---- Input data

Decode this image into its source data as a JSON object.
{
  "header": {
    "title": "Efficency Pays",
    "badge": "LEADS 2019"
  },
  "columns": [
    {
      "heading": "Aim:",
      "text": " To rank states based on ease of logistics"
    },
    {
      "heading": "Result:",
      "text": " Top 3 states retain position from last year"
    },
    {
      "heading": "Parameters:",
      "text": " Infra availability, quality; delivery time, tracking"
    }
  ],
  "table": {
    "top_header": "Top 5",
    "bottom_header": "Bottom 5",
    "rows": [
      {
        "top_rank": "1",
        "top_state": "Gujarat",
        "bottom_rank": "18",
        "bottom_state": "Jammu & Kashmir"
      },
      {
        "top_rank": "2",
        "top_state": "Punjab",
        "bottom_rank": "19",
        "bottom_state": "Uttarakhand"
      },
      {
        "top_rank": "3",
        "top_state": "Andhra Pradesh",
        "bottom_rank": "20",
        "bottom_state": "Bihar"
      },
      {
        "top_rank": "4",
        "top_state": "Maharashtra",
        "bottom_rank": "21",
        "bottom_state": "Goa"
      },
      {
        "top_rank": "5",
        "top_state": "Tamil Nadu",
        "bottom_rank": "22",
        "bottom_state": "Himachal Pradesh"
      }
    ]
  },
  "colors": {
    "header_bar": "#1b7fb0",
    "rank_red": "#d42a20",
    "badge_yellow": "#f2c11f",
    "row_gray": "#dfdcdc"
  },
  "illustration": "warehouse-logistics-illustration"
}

--------

__Problem__. Extract all of the material exactly as it is written.

__Exercise result__.
Decode this image into its source data as a JSON object.
{
  "header": {
    "title": "Efficency Pays",
    "badge": "LEADS 2019"
  },
  "columns": [
    {
      "heading": "Aim:",
      "text": " To rank states based on ease of logistics"
    },
    {
      "heading": "Result:",
      "text": " Top 3 states retain position from last year"
    },
    {
      "heading": "Parameters:",
      "text": " Infra availability, quality; delivery time, tracking"
    }
  ],
  "table": {
    "top_header": "Top 5",
    "bottom_header": "Bottom 5",
    "rows": [
      {
        "top_rank": "1",
        "top_state": "Gujarat",
        "bottom_rank": "18",
        "bottom_state": "Jammu & Kashmir"
      },
      {
        "top_rank": "2",
        "top_state": "Punjab",
        "bottom_rank": "19",
        "bottom_state": "Uttarakhand"
      },
      {
        "top_rank": "3",
        "top_state": "Andhra Pradesh",
        "bottom_rank": "20",
        "bottom_state": "Bihar"
      },
      {
        "top_rank": "4",
        "top_state": "Maharashtra",
        "bottom_rank": "21",
        "bottom_state": "Goa"
      },
      {
        "top_rank": "5",
        "top_state": "Tamil Nadu",
        "bottom_rank": "22",
        "bottom_state": "Himachal Pradesh"
      }
    ]
  },
  "colors": {
    "header_bar": "#1b7fb0",
    "rank_red": "#d42a20",
    "badge_yellow": "#f2c11f",
    "row_gray": "#dfdcdc"
  },
  "illustration": "warehouse-logistics-illustration"
}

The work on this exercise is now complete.